» Extracted data entries:
---+---
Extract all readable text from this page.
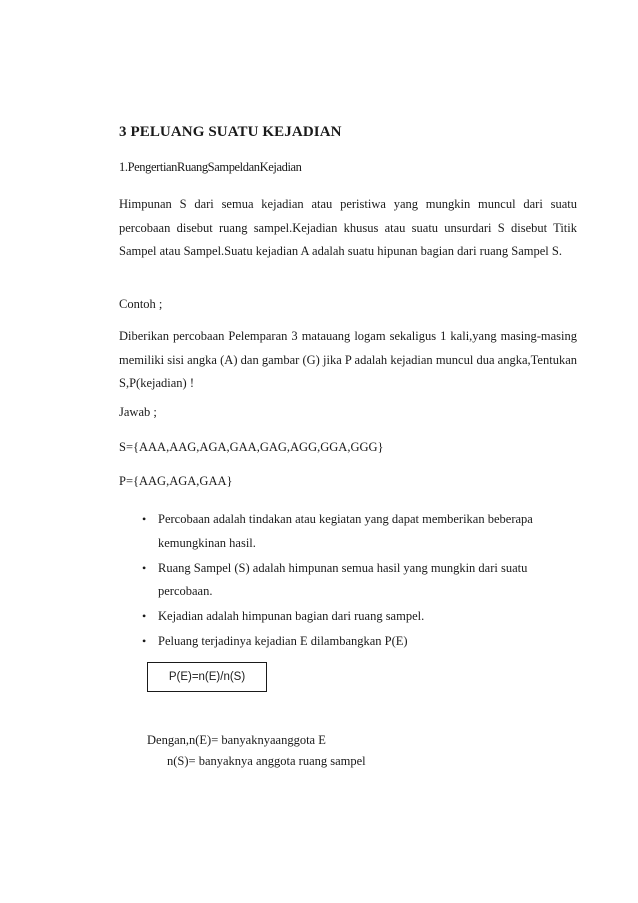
3 PELUANG SUATU KEJADIAN

1.PengertianRuangSampeldanKejadian

Himpunan S dari semua kejadian atau peristiwa yang mungkin muncul dari suatu percobaan disebut ruang sampel.Kejadian khusus atau suatu unsurdari S disebut Titik Sampel atau Sampel.Suatu kejadian A adalah suatu hipunan bagian dari ruang Sampel S.

Contoh ;

Diberikan percobaan Pelemparan 3 matauang logam sekaligus 1 kali,yang masing-masing memiliki sisi angka (A) dan gambar (G) jika P adalah kejadian muncul dua angka,Tentukan S,P(kejadian) !

Jawab ;

S={AAA,AAG,AGA,GAA,GAG,AGG,GGA,GGG}

P={AAG,AGA,GAA}

• Percobaan adalah tindakan atau kegiatan yang dapat memberikan beberapa kemungkinan hasil.
• Ruang Sampel (S) adalah himpunan semua hasil yang mungkin dari suatu percobaan.
• Kejadian adalah himpunan bagian dari ruang sampel.
• Peluang terjadinya kejadian E dilambangkan P(E)
P(E)=n(E)/n(S)

Dengan,n(E)= banyaknyaanggota E

n(S)= banyaknya anggota ruang sampel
---+---
» What the exercise asks: Copy every line of the records above that holds the word "muncul".

» Expected answer:
Himpunan S dari semua kejadian atau peristiwa yang mungkin muncul dari suatu percobaan disebut ruang sampel.Kejadian khusus atau suatu unsurdari S disebut Titik Sampel atau Sampel.Suatu kejadian A adalah suatu hipunan bagian dari ruang Sampel S.
Diberikan percobaan Pelemparan 3 matauang logam sekaligus 1 kali,yang masing-masing memiliki sisi angka (A) dan gambar (G) jika P adalah kejadian muncul dua angka,Tentukan S,P(kejadian) !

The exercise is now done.